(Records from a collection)
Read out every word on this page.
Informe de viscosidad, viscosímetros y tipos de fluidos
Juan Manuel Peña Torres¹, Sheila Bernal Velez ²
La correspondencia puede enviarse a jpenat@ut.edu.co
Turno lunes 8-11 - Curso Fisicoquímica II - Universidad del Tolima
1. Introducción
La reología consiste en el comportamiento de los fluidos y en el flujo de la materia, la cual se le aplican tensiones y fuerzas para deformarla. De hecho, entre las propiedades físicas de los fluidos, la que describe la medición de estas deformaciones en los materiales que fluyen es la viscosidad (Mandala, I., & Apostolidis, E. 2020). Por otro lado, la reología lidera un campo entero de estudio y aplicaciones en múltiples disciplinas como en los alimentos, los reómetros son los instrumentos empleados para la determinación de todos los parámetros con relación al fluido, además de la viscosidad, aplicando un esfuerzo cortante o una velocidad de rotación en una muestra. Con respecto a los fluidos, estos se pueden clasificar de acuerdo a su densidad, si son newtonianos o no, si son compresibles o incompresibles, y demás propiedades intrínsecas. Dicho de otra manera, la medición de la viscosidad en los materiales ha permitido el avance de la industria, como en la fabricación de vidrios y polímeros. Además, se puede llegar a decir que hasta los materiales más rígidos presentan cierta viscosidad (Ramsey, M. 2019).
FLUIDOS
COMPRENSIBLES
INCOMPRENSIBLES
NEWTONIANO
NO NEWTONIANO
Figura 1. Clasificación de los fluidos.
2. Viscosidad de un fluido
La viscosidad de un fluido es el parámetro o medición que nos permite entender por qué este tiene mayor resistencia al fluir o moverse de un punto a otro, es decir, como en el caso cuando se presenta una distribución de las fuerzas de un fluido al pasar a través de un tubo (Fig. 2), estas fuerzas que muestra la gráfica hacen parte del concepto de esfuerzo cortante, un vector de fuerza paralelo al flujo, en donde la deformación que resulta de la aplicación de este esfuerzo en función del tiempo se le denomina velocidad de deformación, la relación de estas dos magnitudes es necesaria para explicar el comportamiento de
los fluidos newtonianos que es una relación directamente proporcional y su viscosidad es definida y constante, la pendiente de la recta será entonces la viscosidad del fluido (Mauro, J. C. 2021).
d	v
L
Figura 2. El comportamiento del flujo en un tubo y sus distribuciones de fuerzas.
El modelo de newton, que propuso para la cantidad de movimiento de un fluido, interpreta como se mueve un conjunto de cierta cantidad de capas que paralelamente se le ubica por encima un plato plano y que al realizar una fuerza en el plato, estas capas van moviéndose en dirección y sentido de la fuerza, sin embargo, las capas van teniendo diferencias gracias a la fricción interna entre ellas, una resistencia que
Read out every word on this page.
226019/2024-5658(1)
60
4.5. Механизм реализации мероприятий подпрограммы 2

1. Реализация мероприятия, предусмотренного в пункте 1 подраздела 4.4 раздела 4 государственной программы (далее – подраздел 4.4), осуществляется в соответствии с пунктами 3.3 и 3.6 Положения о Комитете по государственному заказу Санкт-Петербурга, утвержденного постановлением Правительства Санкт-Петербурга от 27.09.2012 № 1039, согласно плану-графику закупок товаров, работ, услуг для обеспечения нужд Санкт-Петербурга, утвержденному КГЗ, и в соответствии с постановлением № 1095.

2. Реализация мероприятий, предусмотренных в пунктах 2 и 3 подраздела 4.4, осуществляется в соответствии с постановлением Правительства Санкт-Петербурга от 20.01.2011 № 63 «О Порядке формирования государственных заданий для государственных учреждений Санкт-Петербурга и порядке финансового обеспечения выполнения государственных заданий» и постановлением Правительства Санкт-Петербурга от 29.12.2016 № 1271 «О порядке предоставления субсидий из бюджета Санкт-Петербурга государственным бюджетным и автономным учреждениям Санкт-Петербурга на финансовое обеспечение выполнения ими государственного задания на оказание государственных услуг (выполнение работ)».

**Set exercise**
Make an exact copy of the data above.

**Reply to the task**
Read out every word on this page.
Informe de viscosidad, viscosímetros y tipos de fluidos
Juan Manuel Peña Torres¹, Sheila Bernal Velez ²
La correspondencia puede enviarse a jpenat@ut.edu.co
Turno lunes 8-11 - Curso Fisicoquímica II - Universidad del Tolima
1. Introducción
La reología consiste en el comportamiento de los fluidos y en el flujo de la materia, la cual se le aplican tensiones y fuerzas para deformarla. De hecho, entre las propiedades físicas de los fluidos, la que describe la medición de estas deformaciones en los materiales que fluyen es la viscosidad (Mandala, I., & Apostolidis, E. 2020). Por otro lado, la reología lidera un campo entero de estudio y aplicaciones en múltiples disciplinas como en los alimentos, los reómetros son los instrumentos empleados para la determinación de todos los parámetros con relación al fluido, además de la viscosidad, aplicando un esfuerzo cortante o una velocidad de rotación en una muestra. Con respecto a los fluidos, estos se pueden clasificar de acuerdo a su densidad, si son newtonianos o no, si son compresibles o incompresibles, y demás propiedades intrínsecas. Dicho de otra manera, la medición de la viscosidad en los materiales ha permitido el avance de la industria, como en la fabricación de vidrios y polímeros. Además, se puede llegar a decir que hasta los materiales más rígidos presentan cierta viscosidad (Ramsey, M. 2019).
FLUIDOS
COMPRENSIBLES
INCOMPRENSIBLES
NEWTONIANO
NO NEWTONIANO
Figura 1. Clasificación de los fluidos.
2. Viscosidad de un fluido
La viscosidad de un fluido es el parámetro o medición que nos permite entender por qué este tiene mayor resistencia al fluir o moverse de un punto a otro, es decir, como en el caso cuando se presenta una distribución de las fuerzas de un fluido al pasar a través de un tubo (Fig. 2), estas fuerzas que muestra la gráfica hacen parte del concepto de esfuerzo cortante, un vector de fuerza paralelo al flujo, en donde la deformación que resulta de la aplicación de este esfuerzo en función del tiempo se le denomina velocidad de deformación, la relación de estas dos magnitudes es necesaria para explicar el comportamiento de
los fluidos newtonianos que es una relación directamente proporcional y su viscosidad es definida y constante, la pendiente de la recta será entonces la viscosidad del fluido (Mauro, J. C. 2021).
d	v
L
Figura 2. El comportamiento del flujo en un tubo y sus distribuciones de fuerzas.
El modelo de newton, que propuso para la cantidad de movimiento de un fluido, interpreta como se mueve un conjunto de cierta cantidad de capas que paralelamente se le ubica por encima un plato plano y que al realizar una fuerza en el plato, estas capas van moviéndose en dirección y sentido de la fuerza, sin embargo, las capas van teniendo diferencias gracias a la fricción interna entre ellas, una resistencia que
Read out every word on this page.
226019/2024-5658(1)
60
4.5. Механизм реализации мероприятий подпрограммы 2

1. Реализация мероприятия, предусмотренного в пункте 1 подраздела 4.4 раздела 4 государственной программы (далее – подраздел 4.4), осуществляется в соответствии с пунктами 3.3 и 3.6 Положения о Комитете по государственному заказу Санкт-Петербурга, утвержденного постановлением Правительства Санкт-Петербурга от 27.09.2012 № 1039, согласно плану-графику закупок товаров, работ, услуг для обеспечения нужд Санкт-Петербурга, утвержденному КГЗ, и в соответствии с постановлением № 1095.

2. Реализация мероприятий, предусмотренных в пунктах 2 и 3 подраздела 4.4, осуществляется в соответствии с постановлением Правительства Санкт-Петербурга от 20.01.2011 № 63 «О Порядке формирования государственных заданий для государственных учреждений Санкт-Петербурга и порядке финансового обеспечения выполнения государственных заданий» и постановлением Правительства Санкт-Петербурга от 29.12.2016 № 1271 «О порядке предоставления субсидий из бюджета Санкт-Петербурга государственным бюджетным и автономным учреждениям Санкт-Петербурга на финансовое обеспечение выполнения ими государственного задания на оказание государственных услуг (выполнение работ)».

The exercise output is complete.